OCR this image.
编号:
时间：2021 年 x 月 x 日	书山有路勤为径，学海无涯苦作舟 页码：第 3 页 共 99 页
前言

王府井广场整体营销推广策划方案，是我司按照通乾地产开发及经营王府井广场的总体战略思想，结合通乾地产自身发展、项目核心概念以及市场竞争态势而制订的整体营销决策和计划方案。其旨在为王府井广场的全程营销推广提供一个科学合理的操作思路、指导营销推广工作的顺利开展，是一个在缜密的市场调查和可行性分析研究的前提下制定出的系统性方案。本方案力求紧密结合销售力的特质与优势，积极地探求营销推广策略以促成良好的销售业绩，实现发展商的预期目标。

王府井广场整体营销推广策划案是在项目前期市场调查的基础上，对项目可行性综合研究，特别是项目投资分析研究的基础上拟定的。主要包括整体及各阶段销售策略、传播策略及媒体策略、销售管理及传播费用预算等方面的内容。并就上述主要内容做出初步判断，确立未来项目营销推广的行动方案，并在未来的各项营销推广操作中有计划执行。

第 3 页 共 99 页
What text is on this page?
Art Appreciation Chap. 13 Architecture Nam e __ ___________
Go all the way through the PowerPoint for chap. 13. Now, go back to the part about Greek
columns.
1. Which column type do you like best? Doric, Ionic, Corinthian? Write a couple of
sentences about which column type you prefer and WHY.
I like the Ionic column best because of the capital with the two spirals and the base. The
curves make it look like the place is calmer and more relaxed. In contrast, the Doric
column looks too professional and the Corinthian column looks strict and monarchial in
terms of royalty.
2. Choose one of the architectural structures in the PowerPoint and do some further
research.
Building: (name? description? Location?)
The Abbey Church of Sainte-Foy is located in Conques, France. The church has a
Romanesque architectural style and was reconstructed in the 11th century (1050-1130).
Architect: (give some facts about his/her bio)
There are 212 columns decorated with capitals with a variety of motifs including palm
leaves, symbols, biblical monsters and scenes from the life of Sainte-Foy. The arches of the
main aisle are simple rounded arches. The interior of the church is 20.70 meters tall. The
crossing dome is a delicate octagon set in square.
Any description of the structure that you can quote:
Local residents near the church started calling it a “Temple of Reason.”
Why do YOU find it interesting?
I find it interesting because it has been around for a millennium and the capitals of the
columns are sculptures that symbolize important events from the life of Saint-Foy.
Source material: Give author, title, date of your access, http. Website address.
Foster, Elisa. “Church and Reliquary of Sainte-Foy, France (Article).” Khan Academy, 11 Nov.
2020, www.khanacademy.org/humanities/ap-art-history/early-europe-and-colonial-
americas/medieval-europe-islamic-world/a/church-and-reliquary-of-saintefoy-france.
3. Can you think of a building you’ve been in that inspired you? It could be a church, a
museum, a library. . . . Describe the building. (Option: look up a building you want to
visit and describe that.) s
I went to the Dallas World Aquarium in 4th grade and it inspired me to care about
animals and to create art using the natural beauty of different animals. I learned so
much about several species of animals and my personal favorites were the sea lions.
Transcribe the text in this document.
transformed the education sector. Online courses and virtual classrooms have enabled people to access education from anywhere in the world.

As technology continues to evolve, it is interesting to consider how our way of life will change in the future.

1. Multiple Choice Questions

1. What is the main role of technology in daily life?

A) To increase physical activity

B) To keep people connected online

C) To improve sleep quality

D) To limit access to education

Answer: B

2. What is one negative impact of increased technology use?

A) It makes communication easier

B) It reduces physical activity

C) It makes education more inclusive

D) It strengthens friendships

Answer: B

THE TASK:
Search the listing for the word "been" and return each line that holds it.

FINISHED EXERCISE:
I find it interesting because it has been around for a millennium and the capitals of the
3. Can you think of a building you’ve been in that inspired you? It could be a church, a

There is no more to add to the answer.